### Given request
Print every line of the material below verbatim, from the first line to the last.

# Start of Records shown

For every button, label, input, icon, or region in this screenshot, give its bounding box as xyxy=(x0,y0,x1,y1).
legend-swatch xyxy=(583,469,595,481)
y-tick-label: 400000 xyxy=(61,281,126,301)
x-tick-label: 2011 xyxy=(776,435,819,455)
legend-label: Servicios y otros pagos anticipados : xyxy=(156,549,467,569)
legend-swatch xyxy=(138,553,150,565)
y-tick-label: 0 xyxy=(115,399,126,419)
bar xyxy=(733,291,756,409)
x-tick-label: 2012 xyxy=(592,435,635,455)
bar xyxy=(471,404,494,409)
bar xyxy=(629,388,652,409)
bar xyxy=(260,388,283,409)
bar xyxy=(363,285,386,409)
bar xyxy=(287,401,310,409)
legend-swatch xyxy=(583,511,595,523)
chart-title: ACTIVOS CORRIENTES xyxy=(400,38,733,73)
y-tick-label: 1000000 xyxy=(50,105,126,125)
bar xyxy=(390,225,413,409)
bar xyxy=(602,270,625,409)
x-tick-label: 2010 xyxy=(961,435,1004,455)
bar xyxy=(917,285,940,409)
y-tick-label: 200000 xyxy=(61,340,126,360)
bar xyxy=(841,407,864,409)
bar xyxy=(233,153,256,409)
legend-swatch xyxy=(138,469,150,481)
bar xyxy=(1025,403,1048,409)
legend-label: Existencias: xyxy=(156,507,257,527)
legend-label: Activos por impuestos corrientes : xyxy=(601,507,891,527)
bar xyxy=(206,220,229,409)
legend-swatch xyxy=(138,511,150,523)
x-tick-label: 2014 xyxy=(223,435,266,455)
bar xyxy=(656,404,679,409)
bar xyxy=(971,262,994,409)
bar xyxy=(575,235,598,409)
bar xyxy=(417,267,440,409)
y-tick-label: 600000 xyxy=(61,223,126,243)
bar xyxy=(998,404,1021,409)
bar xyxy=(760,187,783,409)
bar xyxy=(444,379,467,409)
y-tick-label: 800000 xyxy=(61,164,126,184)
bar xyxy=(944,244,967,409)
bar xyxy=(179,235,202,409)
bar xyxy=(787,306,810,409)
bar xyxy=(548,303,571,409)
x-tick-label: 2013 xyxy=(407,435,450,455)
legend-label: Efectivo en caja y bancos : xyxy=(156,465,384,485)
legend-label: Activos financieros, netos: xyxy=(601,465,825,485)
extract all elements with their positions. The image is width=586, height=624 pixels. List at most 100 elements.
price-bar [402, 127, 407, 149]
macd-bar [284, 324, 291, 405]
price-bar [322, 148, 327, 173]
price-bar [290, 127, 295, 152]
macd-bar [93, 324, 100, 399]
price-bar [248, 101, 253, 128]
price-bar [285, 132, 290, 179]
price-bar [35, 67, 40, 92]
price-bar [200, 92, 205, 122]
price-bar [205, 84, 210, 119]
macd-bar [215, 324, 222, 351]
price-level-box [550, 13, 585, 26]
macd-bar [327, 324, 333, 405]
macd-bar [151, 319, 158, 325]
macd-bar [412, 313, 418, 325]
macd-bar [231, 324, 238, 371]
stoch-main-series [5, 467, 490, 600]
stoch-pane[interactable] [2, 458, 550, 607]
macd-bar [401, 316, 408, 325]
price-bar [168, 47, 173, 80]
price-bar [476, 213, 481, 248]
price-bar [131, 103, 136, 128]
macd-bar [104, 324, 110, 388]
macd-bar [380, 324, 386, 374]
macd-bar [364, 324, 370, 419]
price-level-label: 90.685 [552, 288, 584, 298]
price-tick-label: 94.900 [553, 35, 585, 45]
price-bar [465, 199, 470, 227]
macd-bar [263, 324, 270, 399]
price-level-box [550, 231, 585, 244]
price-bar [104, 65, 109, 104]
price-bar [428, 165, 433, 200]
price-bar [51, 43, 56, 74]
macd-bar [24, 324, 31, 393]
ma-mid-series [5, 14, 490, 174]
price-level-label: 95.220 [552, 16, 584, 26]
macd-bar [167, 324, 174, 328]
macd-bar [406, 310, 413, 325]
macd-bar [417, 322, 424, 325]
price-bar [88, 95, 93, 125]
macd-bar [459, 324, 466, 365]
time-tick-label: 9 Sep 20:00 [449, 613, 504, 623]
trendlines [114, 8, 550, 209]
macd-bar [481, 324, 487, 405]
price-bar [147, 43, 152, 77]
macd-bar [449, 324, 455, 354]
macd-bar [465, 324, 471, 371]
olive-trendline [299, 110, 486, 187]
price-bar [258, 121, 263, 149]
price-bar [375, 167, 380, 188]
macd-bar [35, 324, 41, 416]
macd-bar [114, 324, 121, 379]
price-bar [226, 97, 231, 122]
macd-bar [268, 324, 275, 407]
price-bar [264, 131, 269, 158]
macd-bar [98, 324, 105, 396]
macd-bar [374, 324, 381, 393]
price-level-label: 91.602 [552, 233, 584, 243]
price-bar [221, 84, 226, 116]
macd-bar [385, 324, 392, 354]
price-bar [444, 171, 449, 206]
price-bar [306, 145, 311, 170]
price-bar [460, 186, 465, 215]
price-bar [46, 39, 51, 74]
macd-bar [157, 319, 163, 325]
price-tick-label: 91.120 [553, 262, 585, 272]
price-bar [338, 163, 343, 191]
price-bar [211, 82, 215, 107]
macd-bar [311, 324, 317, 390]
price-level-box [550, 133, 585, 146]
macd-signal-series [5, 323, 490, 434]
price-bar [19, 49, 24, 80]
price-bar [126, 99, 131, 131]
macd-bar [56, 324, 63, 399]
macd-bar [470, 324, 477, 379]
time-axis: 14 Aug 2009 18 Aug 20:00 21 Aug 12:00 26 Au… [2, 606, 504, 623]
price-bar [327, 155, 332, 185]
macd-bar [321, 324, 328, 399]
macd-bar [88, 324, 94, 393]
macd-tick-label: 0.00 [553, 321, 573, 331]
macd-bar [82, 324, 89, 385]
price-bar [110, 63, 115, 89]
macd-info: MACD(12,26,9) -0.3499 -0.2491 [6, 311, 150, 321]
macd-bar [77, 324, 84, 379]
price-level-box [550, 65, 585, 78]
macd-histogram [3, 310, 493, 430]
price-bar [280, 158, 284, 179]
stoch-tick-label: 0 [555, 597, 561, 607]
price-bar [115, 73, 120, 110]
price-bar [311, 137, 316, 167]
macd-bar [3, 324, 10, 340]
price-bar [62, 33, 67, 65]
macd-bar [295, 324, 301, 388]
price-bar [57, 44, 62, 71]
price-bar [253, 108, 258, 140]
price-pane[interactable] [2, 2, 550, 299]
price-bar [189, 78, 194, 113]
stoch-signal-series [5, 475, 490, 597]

# End of Records shown

### Correct answer
For every button, label, input, icon, or region in this screenshot, give its bounding box as xyxy=(x0,y0,x1,y1).
legend-swatch xyxy=(583,469,595,481)
y-tick-label: 400000 xyxy=(61,281,126,301)
x-tick-label: 2011 xyxy=(776,435,819,455)
legend-label: Servicios y otros pagos anticipados : xyxy=(156,549,467,569)
legend-swatch xyxy=(138,553,150,565)
y-tick-label: 0 xyxy=(115,399,126,419)
bar xyxy=(733,291,756,409)
x-tick-label: 2012 xyxy=(592,435,635,455)
bar xyxy=(471,404,494,409)
bar xyxy=(629,388,652,409)
bar xyxy=(260,388,283,409)
bar xyxy=(363,285,386,409)
bar xyxy=(287,401,310,409)
legend-swatch xyxy=(583,511,595,523)
chart-title: ACTIVOS CORRIENTES xyxy=(400,38,733,73)
y-tick-label: 1000000 xyxy=(50,105,126,125)
bar xyxy=(390,225,413,409)
bar xyxy=(602,270,625,409)
x-tick-label: 2010 xyxy=(961,435,1004,455)
bar xyxy=(917,285,940,409)
y-tick-label: 200000 xyxy=(61,340,126,360)
bar xyxy=(841,407,864,409)
bar xyxy=(233,153,256,409)
legend-swatch xyxy=(138,469,150,481)
bar xyxy=(1025,403,1048,409)
legend-label: Existencias: xyxy=(156,507,257,527)
legend-label: Activos por impuestos corrientes : xyxy=(601,507,891,527)
bar xyxy=(206,220,229,409)
legend-swatch xyxy=(138,511,150,523)
x-tick-label: 2014 xyxy=(223,435,266,455)
bar xyxy=(656,404,679,409)
bar xyxy=(971,262,994,409)
bar xyxy=(575,235,598,409)
bar xyxy=(417,267,440,409)
y-tick-label: 600000 xyxy=(61,223,126,243)
bar xyxy=(998,404,1021,409)
bar xyxy=(760,187,783,409)
bar xyxy=(444,379,467,409)
y-tick-label: 800000 xyxy=(61,164,126,184)
bar xyxy=(944,244,967,409)
bar xyxy=(179,235,202,409)
bar xyxy=(787,306,810,409)
bar xyxy=(548,303,571,409)
x-tick-label: 2013 xyxy=(407,435,450,455)
legend-label: Efectivo en caja y bancos : xyxy=(156,465,384,485)
legend-label: Activos financieros, netos: xyxy=(601,465,825,485)
extract all elements with their positions. The image is width=586, height=624 pixels. List at most 100 elements.
price-bar [402, 127, 407, 149]
macd-bar [284, 324, 291, 405]
price-bar [322, 148, 327, 173]
price-bar [290, 127, 295, 152]
macd-bar [93, 324, 100, 399]
price-bar [248, 101, 253, 128]
price-bar [285, 132, 290, 179]
price-bar [35, 67, 40, 92]
price-bar [200, 92, 205, 122]
price-bar [205, 84, 210, 119]
macd-bar [215, 324, 222, 351]
price-level-box [550, 13, 585, 26]
macd-bar [327, 324, 333, 405]
macd-bar [151, 319, 158, 325]
macd-bar [412, 313, 418, 325]
macd-bar [231, 324, 238, 371]
stoch-main-series [5, 467, 490, 600]
stoch-pane[interactable] [2, 458, 550, 607]
macd-bar [401, 316, 408, 325]
price-bar [168, 47, 173, 80]
price-bar [476, 213, 481, 248]
price-bar [131, 103, 136, 128]
macd-bar [104, 324, 110, 388]
macd-bar [380, 324, 386, 374]
macd-bar [364, 324, 370, 419]
price-level-label: 90.685 [552, 288, 584, 298]
price-tick-label: 94.900 [553, 35, 585, 45]
price-bar [465, 199, 470, 227]
macd-bar [263, 324, 270, 399]
price-level-box [550, 231, 585, 244]
price-bar [104, 65, 109, 104]
price-bar [428, 165, 433, 200]
price-bar [51, 43, 56, 74]
macd-bar [24, 324, 31, 393]
ma-mid-series [5, 14, 490, 174]
price-level-label: 95.220 [552, 16, 584, 26]
macd-bar [167, 324, 174, 328]
macd-bar [406, 310, 413, 325]
macd-bar [417, 322, 424, 325]
price-bar [88, 95, 93, 125]
macd-bar [459, 324, 466, 365]
time-tick-label: 9 Sep 20:00 [449, 613, 504, 623]
trendlines [114, 8, 550, 209]
macd-bar [481, 324, 487, 405]
price-bar [147, 43, 152, 77]
macd-bar [449, 324, 455, 354]
macd-bar [465, 324, 471, 371]
olive-trendline [299, 110, 486, 187]
price-bar [258, 121, 263, 149]
price-bar [375, 167, 380, 188]
macd-bar [35, 324, 41, 416]
macd-bar [114, 324, 121, 379]
price-bar [226, 97, 231, 122]
macd-bar [268, 324, 275, 407]
price-bar [264, 131, 269, 158]
macd-bar [98, 324, 105, 396]
macd-bar [374, 324, 381, 393]
price-level-label: 91.602 [552, 233, 584, 243]
price-bar [221, 84, 226, 116]
macd-bar [385, 324, 392, 354]
price-bar [444, 171, 449, 206]
price-bar [306, 145, 311, 170]
price-bar [460, 186, 465, 215]
price-bar [46, 39, 51, 74]
macd-bar [157, 319, 163, 325]
price-tick-label: 91.120 [553, 262, 585, 272]
price-bar [338, 163, 343, 191]
price-bar [211, 82, 215, 107]
macd-bar [311, 324, 317, 390]
price-level-box [550, 133, 585, 146]
macd-signal-series [5, 323, 490, 434]
price-bar [19, 49, 24, 80]
price-bar [126, 99, 131, 131]
macd-bar [56, 324, 63, 399]
macd-bar [470, 324, 477, 379]
time-axis: 14 Aug 2009 18 Aug 20:00 21 Aug 12:00 26 Au… [2, 606, 504, 623]
price-bar [327, 155, 332, 185]
macd-bar [321, 324, 328, 399]
macd-bar [88, 324, 94, 393]
macd-tick-label: 0.00 [553, 321, 573, 331]
macd-bar [82, 324, 89, 385]
price-bar [110, 63, 115, 89]
macd-info: MACD(12,26,9) -0.3499 -0.2491 [6, 311, 150, 321]
macd-bar [77, 324, 84, 379]
price-level-box [550, 65, 585, 78]
macd-histogram [3, 310, 493, 430]
price-bar [280, 158, 284, 179]
stoch-tick-label: 0 [555, 597, 561, 607]
price-bar [115, 73, 120, 110]
price-bar [311, 137, 316, 167]
macd-bar [3, 324, 10, 340]
price-bar [62, 33, 67, 65]
macd-bar [295, 324, 301, 388]
price-bar [57, 44, 62, 71]
price-bar [253, 108, 258, 140]
price-pane[interactable] [2, 2, 550, 299]
price-bar [189, 78, 194, 113]
stoch-signal-series [5, 475, 490, 597]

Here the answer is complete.